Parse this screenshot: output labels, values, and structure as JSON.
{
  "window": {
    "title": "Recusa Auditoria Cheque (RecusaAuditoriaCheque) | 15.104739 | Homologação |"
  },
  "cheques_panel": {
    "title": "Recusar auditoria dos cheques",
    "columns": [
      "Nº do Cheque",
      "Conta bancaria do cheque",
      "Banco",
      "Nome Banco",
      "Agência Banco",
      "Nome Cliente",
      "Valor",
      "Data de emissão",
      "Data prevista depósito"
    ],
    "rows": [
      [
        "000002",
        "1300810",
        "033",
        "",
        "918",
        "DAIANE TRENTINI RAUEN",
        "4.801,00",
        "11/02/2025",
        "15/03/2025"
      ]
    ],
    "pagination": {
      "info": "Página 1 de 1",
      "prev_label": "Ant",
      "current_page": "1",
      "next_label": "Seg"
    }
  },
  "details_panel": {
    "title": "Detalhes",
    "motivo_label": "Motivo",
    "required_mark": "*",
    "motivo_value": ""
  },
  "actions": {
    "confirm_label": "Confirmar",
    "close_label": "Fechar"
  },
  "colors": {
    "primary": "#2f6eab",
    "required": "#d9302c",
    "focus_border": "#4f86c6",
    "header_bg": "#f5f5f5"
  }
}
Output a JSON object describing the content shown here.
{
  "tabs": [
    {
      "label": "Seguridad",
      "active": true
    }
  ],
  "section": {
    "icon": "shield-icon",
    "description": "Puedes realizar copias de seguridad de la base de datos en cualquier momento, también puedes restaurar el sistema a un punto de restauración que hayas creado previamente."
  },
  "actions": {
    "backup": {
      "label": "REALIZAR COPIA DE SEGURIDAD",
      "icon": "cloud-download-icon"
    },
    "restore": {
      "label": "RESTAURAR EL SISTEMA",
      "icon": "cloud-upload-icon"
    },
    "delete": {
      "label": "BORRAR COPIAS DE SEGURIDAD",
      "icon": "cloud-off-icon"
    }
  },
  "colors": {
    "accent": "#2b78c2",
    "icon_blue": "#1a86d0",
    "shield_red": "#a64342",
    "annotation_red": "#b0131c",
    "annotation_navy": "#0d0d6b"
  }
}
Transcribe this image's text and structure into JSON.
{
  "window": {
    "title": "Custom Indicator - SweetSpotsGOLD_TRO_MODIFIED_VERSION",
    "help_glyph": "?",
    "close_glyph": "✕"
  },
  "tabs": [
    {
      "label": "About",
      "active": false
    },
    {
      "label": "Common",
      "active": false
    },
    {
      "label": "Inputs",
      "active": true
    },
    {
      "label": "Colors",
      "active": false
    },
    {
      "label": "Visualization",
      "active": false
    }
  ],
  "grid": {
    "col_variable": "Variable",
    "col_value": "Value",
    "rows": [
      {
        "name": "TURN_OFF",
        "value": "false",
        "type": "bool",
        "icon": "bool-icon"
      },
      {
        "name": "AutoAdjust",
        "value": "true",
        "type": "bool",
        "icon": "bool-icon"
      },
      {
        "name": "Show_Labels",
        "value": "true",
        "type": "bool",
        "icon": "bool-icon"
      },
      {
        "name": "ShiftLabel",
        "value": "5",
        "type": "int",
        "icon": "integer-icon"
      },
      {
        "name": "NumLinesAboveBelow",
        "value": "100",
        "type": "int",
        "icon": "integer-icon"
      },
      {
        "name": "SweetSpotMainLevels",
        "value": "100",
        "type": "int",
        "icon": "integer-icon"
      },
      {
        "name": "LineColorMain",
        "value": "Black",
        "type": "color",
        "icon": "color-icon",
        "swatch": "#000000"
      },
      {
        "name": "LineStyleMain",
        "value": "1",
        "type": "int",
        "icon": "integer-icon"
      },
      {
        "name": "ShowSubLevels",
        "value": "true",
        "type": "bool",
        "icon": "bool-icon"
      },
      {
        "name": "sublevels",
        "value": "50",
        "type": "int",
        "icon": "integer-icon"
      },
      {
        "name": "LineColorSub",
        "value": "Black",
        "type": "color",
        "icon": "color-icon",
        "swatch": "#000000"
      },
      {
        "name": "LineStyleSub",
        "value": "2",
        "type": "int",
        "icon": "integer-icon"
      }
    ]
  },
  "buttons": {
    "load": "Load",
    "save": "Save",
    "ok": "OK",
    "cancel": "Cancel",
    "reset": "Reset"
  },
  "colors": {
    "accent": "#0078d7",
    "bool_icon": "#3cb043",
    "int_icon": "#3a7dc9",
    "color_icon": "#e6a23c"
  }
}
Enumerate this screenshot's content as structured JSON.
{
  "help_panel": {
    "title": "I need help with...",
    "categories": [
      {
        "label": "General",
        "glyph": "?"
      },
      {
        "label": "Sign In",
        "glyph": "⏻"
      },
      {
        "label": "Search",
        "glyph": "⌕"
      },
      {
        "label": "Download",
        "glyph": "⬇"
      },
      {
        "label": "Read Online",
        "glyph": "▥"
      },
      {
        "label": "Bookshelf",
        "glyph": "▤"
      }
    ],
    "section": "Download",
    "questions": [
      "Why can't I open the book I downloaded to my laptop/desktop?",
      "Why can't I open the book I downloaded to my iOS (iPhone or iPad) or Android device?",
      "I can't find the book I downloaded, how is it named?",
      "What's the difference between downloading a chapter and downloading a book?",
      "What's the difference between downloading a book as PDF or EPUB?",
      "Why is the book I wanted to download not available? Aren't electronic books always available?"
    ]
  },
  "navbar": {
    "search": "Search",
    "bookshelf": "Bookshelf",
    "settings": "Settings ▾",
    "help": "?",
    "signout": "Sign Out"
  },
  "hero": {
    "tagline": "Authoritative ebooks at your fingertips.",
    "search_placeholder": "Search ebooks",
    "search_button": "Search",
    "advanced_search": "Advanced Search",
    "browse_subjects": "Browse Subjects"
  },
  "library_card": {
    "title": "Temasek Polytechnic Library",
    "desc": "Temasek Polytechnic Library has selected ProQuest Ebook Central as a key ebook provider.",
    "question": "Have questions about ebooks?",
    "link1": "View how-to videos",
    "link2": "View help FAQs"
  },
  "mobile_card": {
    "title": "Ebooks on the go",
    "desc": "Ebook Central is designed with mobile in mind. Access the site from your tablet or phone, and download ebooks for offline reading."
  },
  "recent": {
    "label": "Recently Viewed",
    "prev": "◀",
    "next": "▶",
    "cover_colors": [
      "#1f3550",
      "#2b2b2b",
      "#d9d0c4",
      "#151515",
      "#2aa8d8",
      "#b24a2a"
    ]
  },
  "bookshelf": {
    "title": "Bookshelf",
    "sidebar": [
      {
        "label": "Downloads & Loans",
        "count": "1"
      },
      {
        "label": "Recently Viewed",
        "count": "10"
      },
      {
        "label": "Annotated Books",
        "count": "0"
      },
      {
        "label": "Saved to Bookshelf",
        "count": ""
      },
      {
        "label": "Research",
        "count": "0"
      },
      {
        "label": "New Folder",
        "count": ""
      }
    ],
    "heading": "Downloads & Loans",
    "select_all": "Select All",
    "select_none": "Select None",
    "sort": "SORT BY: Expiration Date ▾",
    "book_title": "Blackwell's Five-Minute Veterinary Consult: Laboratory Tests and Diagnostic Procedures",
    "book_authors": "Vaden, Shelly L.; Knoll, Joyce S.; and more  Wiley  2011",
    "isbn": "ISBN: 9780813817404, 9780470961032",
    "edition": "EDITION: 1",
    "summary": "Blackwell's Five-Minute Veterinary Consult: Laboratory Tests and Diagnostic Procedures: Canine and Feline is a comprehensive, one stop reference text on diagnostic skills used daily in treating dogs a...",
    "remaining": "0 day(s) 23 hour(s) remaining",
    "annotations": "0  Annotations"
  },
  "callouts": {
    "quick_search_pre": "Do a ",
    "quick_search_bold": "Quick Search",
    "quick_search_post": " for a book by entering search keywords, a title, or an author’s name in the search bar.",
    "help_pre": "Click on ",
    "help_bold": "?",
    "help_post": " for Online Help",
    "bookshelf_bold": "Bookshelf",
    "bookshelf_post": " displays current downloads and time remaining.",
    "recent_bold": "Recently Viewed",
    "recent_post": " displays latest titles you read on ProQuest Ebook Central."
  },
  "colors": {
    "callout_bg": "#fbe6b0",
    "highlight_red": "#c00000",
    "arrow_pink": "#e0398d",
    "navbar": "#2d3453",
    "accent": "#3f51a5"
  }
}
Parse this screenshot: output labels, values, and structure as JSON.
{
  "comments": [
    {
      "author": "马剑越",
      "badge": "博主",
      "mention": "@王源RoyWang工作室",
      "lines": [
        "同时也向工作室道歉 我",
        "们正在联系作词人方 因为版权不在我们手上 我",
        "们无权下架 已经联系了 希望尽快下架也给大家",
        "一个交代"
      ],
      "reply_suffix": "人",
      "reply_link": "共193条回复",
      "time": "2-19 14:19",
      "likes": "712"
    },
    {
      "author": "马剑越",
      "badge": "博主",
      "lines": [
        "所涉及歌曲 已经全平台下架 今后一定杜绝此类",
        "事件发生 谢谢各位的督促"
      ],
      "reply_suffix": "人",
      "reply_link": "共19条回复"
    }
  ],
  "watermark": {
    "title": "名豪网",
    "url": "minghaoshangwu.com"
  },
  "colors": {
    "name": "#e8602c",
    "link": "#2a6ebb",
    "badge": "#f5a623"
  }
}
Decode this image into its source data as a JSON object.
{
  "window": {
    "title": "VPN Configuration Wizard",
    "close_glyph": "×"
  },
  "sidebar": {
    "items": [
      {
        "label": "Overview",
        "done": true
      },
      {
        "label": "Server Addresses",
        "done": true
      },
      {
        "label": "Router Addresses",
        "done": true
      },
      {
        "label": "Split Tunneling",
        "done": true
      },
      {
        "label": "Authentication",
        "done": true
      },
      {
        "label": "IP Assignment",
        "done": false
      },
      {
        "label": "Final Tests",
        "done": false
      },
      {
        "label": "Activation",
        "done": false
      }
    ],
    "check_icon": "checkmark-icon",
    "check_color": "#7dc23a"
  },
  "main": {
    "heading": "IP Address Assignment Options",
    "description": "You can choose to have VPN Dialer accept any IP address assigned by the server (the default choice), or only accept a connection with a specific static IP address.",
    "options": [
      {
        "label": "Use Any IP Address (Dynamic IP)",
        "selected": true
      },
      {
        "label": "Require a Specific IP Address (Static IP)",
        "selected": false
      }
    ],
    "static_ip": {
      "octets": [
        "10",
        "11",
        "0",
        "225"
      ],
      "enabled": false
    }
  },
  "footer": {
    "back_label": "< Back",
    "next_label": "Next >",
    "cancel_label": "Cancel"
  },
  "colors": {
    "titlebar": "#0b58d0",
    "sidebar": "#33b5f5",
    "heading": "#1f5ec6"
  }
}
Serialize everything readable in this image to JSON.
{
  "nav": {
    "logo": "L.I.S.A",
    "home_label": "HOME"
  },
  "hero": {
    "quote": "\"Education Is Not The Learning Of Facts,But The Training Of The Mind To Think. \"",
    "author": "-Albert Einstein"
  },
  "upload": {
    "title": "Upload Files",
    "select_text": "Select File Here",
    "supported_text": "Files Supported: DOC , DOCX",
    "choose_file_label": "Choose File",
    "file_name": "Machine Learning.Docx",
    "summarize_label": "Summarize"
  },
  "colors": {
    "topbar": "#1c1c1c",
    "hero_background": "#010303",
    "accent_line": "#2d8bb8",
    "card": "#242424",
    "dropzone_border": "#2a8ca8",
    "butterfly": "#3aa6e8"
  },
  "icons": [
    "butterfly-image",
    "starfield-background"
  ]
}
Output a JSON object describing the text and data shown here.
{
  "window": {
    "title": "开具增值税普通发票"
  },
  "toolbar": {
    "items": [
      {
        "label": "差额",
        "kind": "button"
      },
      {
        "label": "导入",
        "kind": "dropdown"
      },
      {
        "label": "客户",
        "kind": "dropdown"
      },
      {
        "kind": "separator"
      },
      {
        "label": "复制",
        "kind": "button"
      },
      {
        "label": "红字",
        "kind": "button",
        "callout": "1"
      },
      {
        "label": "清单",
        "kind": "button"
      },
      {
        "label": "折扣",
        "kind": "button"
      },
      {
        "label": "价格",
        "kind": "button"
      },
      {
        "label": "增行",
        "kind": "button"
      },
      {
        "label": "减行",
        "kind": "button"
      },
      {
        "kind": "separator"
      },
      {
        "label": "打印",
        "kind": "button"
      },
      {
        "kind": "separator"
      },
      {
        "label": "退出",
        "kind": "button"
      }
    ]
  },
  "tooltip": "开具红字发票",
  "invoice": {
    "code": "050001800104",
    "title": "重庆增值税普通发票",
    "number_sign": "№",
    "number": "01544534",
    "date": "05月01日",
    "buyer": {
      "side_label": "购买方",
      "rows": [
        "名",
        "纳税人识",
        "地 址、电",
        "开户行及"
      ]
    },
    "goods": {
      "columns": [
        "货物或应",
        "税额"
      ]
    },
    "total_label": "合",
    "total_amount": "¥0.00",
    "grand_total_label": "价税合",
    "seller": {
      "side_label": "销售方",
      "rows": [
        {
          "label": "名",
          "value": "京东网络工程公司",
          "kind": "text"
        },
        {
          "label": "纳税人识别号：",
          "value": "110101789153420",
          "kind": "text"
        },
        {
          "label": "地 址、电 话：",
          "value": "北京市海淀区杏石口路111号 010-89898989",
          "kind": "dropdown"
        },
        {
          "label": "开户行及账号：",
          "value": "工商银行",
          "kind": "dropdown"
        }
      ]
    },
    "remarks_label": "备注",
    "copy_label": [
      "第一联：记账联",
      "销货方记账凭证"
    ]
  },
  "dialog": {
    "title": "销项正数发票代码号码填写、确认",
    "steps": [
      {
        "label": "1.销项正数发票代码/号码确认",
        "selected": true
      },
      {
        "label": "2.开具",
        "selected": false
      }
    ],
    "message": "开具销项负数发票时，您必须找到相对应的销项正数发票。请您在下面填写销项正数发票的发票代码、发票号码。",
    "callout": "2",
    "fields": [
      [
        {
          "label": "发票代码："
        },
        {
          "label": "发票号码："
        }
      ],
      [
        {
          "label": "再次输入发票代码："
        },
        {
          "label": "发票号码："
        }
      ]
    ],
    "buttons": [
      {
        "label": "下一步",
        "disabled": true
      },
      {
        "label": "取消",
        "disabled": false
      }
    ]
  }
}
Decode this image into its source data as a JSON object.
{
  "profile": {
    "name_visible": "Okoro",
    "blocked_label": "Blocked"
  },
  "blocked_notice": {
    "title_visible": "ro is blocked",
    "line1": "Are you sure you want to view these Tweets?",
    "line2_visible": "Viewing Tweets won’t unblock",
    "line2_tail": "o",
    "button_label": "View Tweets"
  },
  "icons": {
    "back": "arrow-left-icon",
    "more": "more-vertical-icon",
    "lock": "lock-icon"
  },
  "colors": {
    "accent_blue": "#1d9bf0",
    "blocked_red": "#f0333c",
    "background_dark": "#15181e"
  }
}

> [What is asked]: Find the lines holding "Central" and list every one.

> [Solution to the exercise]:
    "desc": "Temasek Polytechnic Library has selected ProQuest Ebook Central as a key ebook provider.",
    "desc": "Ebook Central is designed with mobile in mind. Access the site from your tablet or phone, and download ebooks for offline reading."
    "recent_post": " displays latest titles you read on ProQuest Ebook Central."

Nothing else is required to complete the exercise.